Look for the string "项目经理" and copy every line that has it.

═════ Records shown ═════

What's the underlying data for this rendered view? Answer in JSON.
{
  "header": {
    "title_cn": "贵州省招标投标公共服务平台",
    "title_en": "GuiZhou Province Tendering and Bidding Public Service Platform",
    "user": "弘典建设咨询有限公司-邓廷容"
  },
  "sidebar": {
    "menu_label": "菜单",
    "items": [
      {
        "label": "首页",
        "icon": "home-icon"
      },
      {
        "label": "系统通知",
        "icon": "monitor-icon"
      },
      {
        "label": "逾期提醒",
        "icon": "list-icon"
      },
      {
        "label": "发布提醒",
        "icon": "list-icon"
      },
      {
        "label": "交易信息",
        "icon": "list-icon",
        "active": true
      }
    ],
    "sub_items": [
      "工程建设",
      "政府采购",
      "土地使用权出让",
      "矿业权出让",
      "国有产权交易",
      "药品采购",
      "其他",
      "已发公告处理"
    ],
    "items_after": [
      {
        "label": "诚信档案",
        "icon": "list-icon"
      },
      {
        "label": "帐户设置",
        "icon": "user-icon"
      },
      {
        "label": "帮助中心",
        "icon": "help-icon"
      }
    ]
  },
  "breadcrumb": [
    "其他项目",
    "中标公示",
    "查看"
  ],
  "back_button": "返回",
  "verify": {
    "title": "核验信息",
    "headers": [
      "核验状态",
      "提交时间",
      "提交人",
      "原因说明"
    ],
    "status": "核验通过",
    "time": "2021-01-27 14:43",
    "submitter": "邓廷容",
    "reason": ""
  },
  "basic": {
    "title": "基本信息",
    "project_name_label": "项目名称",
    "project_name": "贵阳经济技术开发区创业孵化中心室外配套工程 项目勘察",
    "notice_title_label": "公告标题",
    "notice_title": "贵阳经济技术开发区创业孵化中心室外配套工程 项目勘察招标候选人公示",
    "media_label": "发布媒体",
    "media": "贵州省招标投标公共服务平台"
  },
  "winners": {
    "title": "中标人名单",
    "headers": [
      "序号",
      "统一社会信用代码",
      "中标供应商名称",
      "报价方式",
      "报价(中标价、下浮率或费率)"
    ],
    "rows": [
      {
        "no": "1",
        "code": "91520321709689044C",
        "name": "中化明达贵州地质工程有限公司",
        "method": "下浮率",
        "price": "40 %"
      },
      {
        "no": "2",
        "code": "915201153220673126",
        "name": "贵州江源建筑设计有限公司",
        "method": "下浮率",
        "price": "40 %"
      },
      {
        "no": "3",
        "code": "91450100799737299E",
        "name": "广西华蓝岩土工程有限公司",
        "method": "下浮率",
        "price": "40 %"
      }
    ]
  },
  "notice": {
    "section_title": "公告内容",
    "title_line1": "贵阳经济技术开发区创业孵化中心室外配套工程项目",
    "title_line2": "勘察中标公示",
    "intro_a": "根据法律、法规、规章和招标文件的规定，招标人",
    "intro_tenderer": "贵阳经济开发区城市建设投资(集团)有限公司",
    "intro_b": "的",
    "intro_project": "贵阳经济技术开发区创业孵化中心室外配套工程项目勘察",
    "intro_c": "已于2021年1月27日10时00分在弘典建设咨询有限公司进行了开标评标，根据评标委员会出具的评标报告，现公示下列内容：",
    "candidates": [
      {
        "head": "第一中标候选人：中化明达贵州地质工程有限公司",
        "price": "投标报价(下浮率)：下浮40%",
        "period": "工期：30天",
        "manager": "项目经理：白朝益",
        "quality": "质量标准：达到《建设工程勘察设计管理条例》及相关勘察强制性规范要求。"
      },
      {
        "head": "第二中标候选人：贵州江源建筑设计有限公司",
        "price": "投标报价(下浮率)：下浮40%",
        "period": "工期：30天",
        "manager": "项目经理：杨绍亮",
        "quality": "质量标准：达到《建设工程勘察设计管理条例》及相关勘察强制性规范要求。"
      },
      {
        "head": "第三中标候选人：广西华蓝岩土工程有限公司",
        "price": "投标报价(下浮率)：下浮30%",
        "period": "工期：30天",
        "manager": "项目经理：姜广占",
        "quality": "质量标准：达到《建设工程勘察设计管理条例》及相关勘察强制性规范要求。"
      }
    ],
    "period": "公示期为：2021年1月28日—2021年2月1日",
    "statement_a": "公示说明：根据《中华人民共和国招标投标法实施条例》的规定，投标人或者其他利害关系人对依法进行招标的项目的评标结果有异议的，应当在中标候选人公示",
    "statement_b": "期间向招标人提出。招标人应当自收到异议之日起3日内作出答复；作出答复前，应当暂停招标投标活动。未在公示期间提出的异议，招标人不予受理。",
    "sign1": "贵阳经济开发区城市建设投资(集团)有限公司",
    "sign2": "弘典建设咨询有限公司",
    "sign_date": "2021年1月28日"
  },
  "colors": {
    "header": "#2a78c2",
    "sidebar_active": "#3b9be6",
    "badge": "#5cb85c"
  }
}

═════
═════ Records shown ═════

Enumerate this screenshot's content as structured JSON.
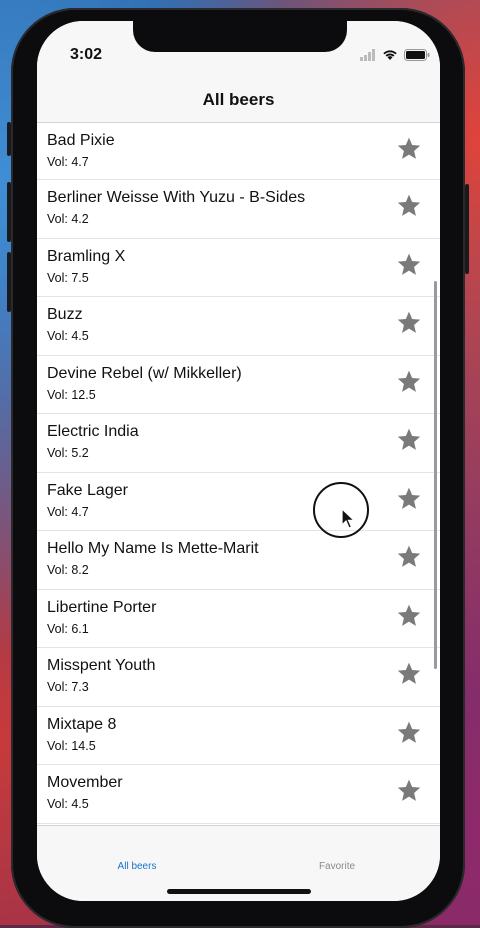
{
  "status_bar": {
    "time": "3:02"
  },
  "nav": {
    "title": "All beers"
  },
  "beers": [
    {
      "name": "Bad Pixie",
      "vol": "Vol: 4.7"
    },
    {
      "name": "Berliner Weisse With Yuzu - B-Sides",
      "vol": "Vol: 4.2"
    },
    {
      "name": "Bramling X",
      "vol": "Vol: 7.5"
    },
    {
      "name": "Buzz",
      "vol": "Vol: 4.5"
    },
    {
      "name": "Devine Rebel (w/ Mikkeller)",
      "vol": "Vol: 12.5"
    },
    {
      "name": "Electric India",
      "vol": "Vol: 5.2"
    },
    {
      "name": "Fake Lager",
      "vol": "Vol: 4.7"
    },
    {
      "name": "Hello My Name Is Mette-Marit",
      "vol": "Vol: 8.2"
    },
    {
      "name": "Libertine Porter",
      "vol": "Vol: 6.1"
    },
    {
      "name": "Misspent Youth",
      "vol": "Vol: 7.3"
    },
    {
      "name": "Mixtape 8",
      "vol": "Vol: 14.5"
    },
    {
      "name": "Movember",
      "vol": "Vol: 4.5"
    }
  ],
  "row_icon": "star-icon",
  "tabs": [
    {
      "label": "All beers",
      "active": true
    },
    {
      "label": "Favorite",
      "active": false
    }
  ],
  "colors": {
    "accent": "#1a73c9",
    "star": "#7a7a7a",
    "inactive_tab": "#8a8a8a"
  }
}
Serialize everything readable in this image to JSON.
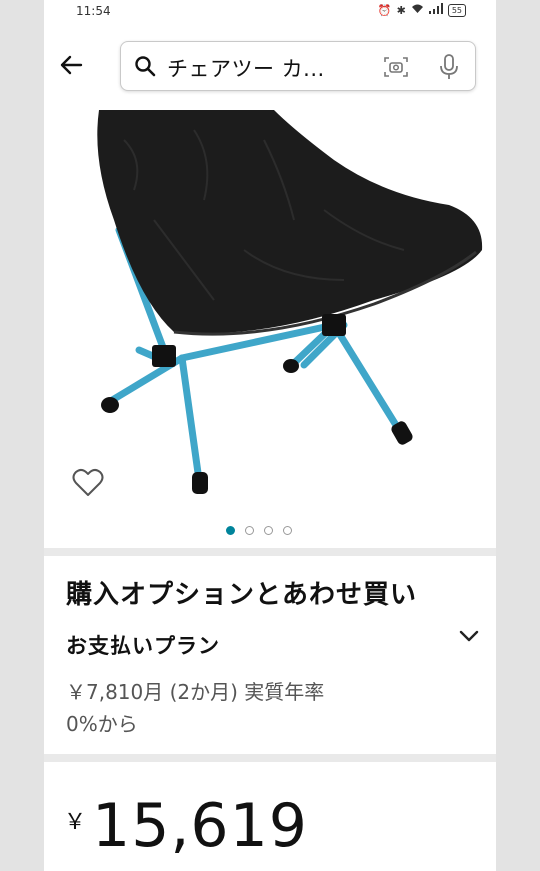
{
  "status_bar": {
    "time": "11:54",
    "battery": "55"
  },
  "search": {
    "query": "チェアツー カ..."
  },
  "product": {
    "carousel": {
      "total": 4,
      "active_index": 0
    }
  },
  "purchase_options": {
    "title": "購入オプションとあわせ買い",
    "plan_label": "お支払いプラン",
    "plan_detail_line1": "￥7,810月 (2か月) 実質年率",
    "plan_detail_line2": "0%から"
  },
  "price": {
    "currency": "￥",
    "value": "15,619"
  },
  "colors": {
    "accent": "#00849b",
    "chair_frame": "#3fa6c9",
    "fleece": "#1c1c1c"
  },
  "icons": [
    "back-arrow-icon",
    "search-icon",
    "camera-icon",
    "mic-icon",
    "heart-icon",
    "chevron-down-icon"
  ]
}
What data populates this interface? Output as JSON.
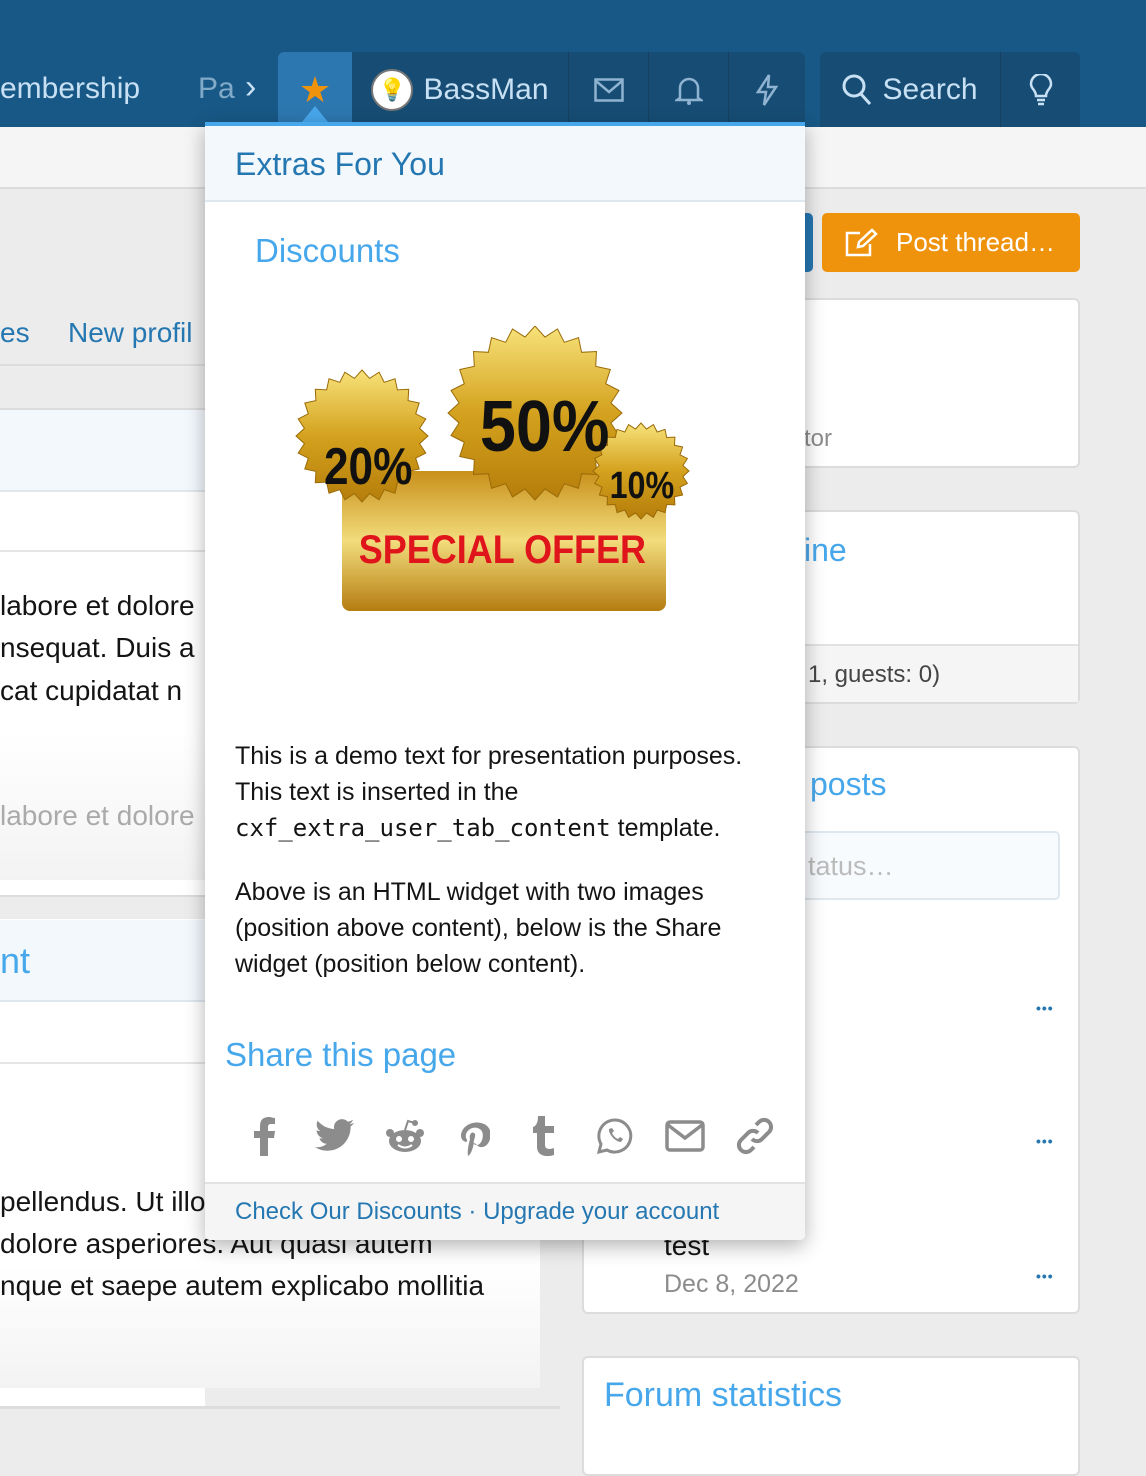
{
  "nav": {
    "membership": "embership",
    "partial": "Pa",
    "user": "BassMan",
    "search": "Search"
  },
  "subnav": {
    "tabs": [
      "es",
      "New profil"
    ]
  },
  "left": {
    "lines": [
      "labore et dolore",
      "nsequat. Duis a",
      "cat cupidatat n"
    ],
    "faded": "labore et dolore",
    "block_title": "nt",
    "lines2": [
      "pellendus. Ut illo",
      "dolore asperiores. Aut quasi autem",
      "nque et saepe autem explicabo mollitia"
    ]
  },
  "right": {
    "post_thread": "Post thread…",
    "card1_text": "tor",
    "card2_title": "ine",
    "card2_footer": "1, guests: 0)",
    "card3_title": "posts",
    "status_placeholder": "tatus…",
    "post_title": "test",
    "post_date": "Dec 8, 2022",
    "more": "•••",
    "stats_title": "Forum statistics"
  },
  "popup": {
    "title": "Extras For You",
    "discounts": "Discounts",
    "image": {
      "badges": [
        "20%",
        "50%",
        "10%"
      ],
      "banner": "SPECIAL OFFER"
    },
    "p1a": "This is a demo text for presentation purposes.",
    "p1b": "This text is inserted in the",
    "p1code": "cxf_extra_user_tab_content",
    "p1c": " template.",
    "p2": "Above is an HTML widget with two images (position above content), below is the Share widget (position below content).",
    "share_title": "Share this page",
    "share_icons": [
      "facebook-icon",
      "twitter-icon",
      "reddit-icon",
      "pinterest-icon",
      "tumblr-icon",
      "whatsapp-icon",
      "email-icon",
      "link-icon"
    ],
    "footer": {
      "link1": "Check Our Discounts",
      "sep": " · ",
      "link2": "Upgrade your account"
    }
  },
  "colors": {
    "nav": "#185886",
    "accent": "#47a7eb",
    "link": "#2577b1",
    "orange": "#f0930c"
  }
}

═════
═════ Records shown ═════

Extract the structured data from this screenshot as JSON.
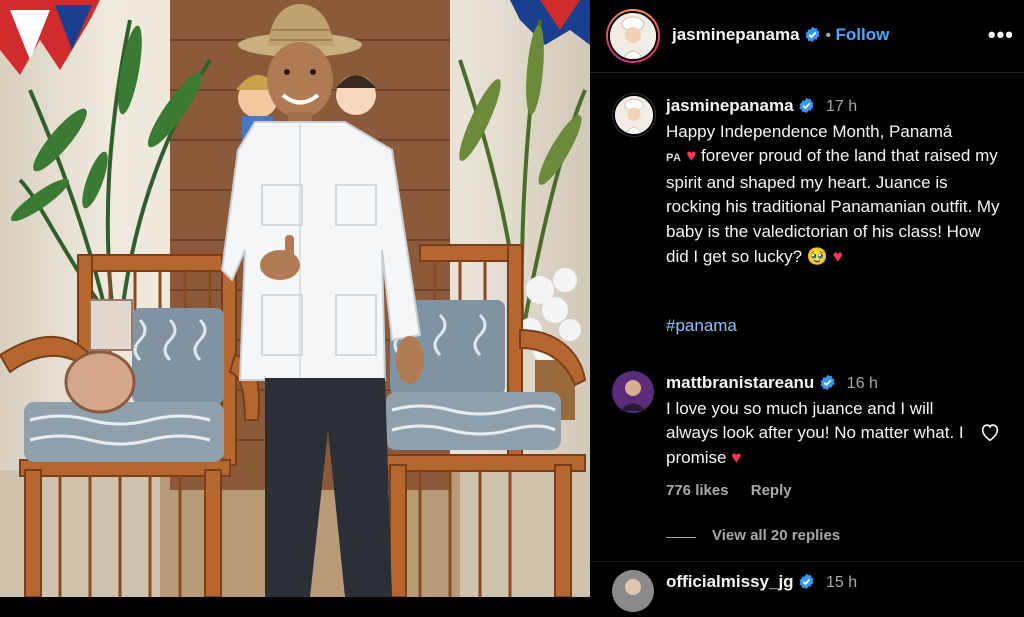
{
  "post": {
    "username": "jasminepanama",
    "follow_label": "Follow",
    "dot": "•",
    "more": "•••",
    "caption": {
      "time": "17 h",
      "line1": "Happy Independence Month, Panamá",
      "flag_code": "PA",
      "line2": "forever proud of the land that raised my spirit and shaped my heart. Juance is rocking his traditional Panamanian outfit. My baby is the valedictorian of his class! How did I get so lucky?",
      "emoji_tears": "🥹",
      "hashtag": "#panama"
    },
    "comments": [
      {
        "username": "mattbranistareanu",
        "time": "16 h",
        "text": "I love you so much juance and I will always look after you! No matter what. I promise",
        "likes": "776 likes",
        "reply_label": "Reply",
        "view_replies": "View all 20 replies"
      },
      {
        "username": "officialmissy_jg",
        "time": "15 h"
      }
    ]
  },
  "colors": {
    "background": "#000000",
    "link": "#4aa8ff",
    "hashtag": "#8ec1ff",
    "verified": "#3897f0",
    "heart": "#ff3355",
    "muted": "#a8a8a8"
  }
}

═════

» **Solution below**:
        "manager": "项目经理：白朝益",
        "manager": "项目经理：杨绍亮",
        "manager": "项目经理：姜广占",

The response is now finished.